- **What this task involves**: Go through the data below. List every line that holds the word "Przygotuj".

------ Source data ------

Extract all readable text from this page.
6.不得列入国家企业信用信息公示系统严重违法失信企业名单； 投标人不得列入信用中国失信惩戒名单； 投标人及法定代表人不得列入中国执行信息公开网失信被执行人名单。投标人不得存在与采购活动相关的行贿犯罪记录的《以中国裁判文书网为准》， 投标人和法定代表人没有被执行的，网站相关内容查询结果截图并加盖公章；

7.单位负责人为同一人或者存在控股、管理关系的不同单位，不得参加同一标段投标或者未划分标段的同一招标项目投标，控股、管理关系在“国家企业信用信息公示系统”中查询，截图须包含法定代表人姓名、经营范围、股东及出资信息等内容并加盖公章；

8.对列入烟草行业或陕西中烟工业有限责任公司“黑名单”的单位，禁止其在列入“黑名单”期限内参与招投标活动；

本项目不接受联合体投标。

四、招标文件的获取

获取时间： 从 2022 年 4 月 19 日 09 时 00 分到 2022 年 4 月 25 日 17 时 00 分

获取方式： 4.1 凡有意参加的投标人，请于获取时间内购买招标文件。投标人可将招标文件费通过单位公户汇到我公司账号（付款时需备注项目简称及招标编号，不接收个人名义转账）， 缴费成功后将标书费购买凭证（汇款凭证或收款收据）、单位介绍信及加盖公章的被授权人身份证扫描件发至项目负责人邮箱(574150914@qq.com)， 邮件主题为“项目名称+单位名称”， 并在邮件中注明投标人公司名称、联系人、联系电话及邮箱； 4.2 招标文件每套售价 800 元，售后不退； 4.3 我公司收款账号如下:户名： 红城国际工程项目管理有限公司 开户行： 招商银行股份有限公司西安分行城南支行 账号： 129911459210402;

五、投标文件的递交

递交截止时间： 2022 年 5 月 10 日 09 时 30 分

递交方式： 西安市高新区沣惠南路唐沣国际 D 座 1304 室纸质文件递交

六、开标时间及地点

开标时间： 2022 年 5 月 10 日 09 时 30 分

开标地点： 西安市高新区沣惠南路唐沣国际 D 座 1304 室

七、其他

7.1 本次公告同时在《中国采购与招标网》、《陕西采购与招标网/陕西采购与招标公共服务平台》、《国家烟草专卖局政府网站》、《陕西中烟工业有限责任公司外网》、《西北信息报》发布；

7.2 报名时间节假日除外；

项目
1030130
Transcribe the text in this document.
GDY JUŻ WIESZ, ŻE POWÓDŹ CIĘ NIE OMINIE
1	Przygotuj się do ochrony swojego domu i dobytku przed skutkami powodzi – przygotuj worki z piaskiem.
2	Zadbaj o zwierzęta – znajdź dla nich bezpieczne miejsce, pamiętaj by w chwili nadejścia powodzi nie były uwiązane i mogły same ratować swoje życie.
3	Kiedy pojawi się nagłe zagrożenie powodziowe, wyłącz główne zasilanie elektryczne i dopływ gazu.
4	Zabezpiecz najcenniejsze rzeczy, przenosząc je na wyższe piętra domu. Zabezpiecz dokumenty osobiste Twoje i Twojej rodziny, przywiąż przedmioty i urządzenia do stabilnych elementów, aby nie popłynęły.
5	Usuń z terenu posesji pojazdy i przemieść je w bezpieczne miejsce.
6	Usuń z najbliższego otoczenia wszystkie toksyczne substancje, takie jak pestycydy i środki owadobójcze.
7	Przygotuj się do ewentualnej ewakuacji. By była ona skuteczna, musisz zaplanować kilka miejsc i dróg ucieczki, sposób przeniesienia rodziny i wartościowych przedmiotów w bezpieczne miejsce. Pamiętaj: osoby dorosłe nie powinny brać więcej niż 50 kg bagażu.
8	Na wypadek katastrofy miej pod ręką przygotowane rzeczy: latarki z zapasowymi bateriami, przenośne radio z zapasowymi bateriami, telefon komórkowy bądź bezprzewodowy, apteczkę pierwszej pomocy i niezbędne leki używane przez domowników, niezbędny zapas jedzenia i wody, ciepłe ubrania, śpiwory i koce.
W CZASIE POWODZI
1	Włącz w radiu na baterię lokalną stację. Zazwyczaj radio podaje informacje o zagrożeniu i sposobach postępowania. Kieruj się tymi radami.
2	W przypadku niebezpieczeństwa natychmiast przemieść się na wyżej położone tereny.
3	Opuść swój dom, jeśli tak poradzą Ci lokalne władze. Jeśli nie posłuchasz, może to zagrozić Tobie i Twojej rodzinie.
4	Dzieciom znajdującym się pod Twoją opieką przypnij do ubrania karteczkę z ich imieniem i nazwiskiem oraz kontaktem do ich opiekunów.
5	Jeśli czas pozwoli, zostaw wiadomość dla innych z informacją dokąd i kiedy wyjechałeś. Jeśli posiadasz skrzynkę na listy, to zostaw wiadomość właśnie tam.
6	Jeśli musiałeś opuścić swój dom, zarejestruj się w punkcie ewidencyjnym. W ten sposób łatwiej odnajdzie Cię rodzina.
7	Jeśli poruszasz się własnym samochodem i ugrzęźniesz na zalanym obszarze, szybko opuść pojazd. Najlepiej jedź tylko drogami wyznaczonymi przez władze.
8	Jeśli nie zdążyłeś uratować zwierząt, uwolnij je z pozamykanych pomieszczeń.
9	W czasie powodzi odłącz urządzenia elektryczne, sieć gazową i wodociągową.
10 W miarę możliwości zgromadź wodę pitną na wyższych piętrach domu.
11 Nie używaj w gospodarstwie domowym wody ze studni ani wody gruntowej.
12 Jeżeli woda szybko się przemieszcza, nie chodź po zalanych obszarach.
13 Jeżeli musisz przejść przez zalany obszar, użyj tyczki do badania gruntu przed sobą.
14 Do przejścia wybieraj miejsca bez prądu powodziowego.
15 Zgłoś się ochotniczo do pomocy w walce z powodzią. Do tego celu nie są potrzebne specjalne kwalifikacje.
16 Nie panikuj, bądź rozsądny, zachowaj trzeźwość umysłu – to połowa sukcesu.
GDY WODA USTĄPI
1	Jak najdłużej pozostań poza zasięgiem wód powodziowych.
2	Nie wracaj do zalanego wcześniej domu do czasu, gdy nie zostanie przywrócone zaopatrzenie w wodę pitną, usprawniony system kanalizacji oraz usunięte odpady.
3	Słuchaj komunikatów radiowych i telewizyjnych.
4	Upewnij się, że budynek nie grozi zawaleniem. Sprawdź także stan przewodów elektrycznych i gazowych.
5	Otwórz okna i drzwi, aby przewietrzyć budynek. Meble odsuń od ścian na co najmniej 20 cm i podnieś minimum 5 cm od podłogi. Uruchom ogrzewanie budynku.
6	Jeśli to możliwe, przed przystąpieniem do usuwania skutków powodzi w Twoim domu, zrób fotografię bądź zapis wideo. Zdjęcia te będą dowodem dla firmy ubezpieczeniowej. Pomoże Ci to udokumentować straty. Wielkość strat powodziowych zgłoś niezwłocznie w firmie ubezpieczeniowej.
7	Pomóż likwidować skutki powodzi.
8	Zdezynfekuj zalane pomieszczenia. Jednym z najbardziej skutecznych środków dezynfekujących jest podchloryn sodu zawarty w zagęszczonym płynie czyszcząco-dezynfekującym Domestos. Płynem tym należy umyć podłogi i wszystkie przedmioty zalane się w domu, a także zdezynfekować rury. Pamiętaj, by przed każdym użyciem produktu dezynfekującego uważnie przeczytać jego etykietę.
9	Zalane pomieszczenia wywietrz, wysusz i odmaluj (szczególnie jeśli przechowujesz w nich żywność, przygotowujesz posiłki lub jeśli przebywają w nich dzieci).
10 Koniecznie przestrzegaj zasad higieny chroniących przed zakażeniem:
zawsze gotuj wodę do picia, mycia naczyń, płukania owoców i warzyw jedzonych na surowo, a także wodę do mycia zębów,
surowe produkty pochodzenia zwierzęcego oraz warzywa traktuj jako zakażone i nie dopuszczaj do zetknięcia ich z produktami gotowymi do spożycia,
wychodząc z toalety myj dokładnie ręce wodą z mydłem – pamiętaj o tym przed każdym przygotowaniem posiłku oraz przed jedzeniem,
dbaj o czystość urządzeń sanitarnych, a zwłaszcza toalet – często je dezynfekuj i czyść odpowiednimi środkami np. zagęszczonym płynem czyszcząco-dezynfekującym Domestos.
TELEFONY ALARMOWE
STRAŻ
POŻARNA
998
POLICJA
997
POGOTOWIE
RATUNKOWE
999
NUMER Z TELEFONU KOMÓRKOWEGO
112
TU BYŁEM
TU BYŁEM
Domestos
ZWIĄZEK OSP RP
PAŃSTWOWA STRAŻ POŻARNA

------

- **The completed task**:
1	Przygotuj się do ochrony swojego domu i dobytku przed skutkami powodzi – przygotuj worki z piaskiem.
7	Przygotuj się do ewentualnej ewakuacji. By była ona skuteczna, musisz zaplanować kilka miejsc i dróg ucieczki, sposób przeniesienia rodziny i wartościowych przedmiotów w bezpieczne miejsce. Pamiętaj: osoby dorosłe nie powinny brać więcej niż 50 kg bagażu.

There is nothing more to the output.